### STATED TASK
Look over the lines below. Report each one that includes the string "isolines".

### LISTED ENTRIES
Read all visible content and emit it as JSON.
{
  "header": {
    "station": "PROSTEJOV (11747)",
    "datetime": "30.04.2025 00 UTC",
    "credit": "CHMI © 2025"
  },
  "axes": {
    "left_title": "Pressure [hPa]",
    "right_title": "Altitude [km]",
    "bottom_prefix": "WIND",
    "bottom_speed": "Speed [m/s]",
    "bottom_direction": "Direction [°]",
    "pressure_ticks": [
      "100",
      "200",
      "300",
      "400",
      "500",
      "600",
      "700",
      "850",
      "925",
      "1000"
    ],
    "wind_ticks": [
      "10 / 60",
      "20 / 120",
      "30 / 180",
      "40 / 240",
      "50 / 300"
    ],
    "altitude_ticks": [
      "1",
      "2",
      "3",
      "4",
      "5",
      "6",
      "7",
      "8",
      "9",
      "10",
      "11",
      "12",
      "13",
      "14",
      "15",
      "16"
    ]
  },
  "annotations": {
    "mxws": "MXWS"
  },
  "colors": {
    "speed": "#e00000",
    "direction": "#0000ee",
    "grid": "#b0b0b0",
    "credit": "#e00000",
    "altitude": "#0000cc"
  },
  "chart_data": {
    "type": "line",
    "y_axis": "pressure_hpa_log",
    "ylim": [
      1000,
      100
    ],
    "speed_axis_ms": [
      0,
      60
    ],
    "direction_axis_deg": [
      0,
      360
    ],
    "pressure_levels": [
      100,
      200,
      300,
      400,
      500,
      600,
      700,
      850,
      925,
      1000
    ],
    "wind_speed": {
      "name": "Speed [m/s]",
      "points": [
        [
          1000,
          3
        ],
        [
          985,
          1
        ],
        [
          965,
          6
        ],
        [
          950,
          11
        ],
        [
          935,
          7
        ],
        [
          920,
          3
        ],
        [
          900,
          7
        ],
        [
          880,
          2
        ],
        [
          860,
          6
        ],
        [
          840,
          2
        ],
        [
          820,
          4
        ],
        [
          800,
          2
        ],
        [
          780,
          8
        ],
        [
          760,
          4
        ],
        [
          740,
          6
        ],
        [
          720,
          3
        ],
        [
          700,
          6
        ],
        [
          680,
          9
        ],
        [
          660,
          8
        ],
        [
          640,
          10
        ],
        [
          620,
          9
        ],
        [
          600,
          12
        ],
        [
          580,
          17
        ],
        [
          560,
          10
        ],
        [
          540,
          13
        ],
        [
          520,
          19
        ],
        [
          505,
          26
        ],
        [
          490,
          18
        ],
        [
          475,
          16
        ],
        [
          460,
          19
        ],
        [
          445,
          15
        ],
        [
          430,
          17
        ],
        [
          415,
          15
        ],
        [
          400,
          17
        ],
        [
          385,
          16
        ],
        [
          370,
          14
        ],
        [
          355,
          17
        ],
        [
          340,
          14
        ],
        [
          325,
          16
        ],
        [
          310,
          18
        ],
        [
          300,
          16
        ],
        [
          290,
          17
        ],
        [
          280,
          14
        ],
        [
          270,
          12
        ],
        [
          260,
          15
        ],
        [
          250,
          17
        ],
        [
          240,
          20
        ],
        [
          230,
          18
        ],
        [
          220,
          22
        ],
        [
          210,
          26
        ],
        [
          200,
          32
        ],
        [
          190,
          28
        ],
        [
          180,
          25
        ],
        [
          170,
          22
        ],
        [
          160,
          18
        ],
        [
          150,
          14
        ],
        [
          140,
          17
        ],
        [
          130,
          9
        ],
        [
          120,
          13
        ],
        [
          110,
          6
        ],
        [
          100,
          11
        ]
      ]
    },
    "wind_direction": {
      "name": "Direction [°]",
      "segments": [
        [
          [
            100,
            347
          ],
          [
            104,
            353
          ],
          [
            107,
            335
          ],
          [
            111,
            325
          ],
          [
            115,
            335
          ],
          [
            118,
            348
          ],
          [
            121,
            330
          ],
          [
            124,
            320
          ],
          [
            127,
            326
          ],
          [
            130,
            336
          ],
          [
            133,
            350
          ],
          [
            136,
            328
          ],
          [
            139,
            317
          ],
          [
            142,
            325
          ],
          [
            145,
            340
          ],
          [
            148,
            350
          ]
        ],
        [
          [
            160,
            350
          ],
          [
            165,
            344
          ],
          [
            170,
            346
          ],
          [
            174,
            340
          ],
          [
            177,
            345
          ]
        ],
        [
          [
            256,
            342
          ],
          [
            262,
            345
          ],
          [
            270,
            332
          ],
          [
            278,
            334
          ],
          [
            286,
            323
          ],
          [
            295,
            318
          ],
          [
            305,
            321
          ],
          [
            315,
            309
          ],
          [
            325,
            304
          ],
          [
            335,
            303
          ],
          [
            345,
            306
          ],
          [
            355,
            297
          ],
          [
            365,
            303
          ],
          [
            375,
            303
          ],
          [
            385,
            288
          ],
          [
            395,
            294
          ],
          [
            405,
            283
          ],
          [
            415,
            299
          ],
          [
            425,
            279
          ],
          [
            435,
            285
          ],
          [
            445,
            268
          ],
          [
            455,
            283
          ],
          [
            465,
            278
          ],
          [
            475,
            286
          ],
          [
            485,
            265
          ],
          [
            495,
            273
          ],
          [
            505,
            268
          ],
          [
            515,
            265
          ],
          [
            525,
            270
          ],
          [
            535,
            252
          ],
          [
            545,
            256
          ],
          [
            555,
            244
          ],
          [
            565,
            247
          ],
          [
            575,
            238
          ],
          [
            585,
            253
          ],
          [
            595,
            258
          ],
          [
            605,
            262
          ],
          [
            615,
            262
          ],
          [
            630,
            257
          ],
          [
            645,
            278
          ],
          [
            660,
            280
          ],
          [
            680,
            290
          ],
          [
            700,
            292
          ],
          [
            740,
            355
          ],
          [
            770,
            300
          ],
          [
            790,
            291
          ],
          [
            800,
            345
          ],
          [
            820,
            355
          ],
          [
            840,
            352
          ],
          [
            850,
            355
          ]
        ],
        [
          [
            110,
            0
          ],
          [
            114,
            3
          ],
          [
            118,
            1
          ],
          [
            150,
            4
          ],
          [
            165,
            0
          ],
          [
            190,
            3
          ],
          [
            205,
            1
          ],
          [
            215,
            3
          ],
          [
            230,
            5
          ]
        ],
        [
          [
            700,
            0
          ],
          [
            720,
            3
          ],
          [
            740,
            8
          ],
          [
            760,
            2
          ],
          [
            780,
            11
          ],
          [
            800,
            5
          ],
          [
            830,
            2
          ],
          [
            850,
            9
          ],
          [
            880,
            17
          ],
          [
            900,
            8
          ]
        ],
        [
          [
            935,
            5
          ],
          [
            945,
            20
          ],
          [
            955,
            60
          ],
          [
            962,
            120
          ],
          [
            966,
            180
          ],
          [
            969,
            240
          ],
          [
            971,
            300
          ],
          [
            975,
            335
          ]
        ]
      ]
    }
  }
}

...

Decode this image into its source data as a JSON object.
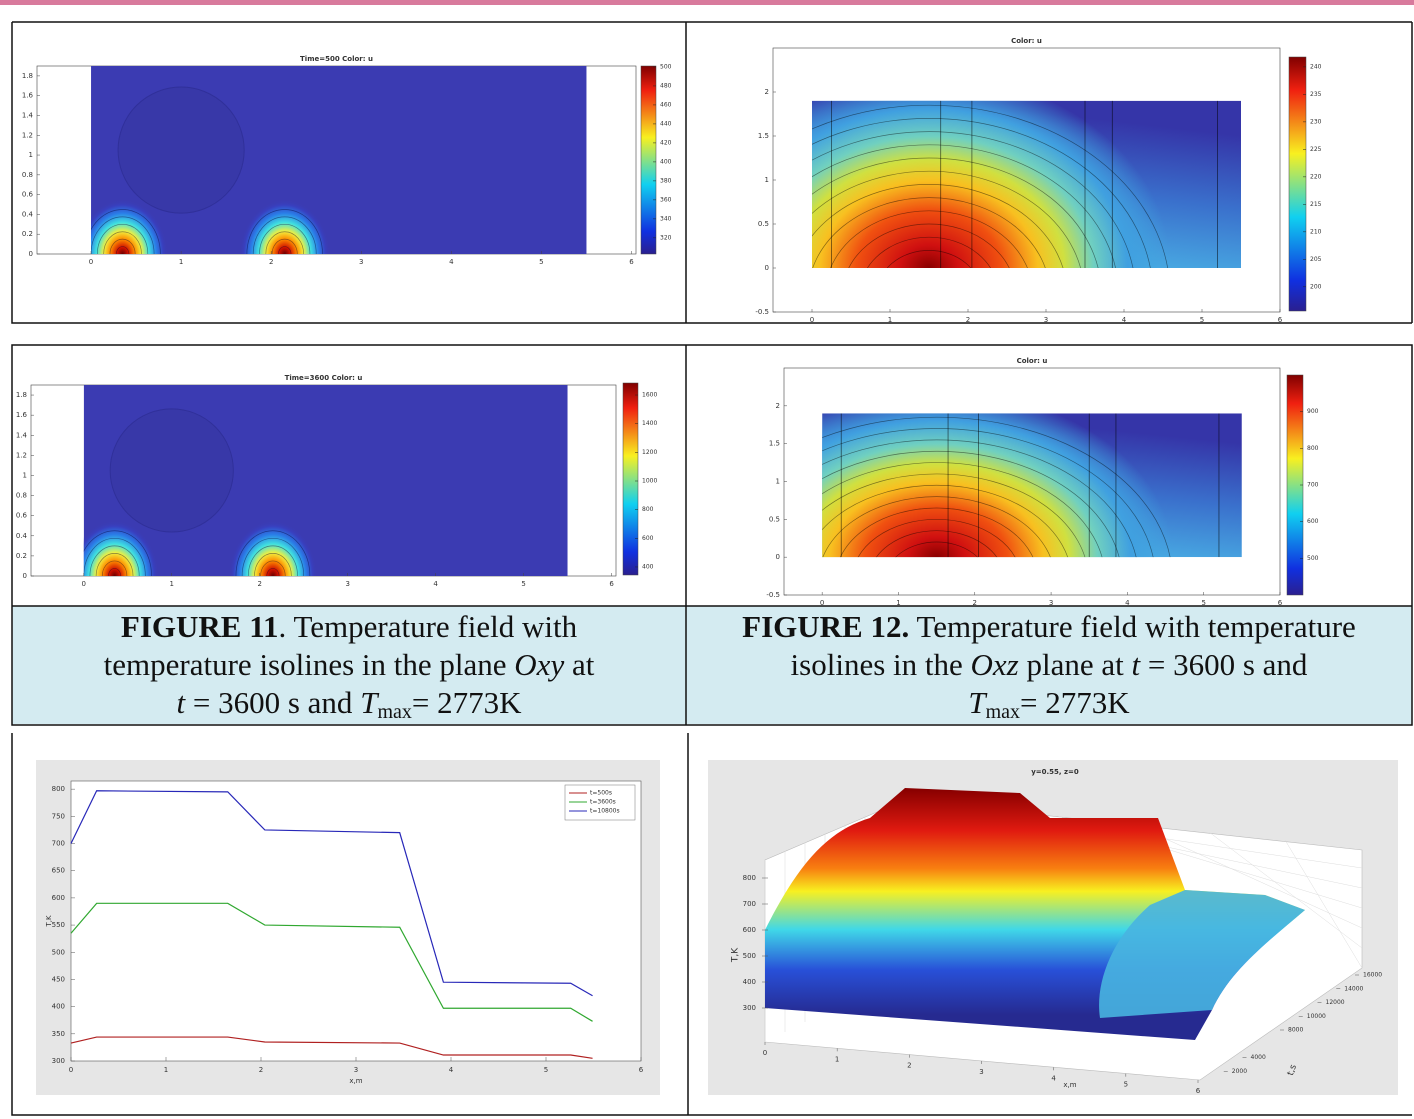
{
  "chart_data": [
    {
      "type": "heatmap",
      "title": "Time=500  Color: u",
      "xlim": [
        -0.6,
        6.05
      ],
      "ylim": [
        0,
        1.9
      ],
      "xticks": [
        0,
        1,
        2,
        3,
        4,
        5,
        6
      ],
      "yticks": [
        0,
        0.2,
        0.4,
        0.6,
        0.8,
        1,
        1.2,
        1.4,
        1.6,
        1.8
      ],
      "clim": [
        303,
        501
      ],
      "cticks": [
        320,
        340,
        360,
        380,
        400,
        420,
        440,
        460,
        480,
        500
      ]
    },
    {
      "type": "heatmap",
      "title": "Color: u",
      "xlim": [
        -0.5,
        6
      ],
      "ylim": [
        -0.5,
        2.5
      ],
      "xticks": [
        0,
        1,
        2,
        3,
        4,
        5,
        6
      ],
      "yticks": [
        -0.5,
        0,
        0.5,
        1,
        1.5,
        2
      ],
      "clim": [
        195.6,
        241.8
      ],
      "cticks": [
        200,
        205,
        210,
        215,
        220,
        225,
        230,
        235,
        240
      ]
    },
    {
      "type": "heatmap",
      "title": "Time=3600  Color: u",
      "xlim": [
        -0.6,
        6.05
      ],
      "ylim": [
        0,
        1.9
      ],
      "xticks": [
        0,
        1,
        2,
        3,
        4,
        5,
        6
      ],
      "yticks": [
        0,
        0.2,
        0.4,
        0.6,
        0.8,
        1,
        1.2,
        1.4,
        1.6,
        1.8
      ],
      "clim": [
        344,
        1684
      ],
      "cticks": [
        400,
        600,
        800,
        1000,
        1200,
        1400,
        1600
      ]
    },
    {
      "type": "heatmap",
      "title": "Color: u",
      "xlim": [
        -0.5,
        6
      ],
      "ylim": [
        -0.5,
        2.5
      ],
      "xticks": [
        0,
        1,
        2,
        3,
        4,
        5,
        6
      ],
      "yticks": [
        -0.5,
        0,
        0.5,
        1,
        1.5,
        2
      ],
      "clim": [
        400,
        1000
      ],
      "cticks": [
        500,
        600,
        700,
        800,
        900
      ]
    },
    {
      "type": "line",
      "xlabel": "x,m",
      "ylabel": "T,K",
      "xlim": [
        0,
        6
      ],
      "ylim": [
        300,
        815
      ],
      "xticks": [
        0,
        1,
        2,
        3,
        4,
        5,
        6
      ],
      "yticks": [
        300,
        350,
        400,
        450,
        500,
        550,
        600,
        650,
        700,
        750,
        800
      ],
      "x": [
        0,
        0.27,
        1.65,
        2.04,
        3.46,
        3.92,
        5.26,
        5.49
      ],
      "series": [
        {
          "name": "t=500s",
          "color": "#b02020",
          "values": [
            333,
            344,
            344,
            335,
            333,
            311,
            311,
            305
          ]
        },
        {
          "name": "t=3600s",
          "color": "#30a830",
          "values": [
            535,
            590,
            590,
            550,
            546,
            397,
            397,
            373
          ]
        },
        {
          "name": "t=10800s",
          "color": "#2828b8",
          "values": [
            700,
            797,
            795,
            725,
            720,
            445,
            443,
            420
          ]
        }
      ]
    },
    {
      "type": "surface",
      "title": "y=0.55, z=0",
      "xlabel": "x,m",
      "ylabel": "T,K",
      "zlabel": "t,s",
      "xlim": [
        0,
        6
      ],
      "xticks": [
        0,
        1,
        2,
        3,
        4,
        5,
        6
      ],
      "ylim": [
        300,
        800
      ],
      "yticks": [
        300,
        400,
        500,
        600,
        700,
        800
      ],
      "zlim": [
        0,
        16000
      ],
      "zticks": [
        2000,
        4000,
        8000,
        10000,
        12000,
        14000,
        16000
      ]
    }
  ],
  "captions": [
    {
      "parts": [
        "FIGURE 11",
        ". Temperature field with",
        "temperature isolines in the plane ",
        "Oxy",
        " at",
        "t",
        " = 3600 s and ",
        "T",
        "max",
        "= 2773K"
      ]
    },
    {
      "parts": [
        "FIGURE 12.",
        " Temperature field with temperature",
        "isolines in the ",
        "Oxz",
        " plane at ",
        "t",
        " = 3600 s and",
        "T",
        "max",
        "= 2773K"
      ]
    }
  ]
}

### FINAL RESULT
        "temperature isolines in the plane ",
        "isolines in the ",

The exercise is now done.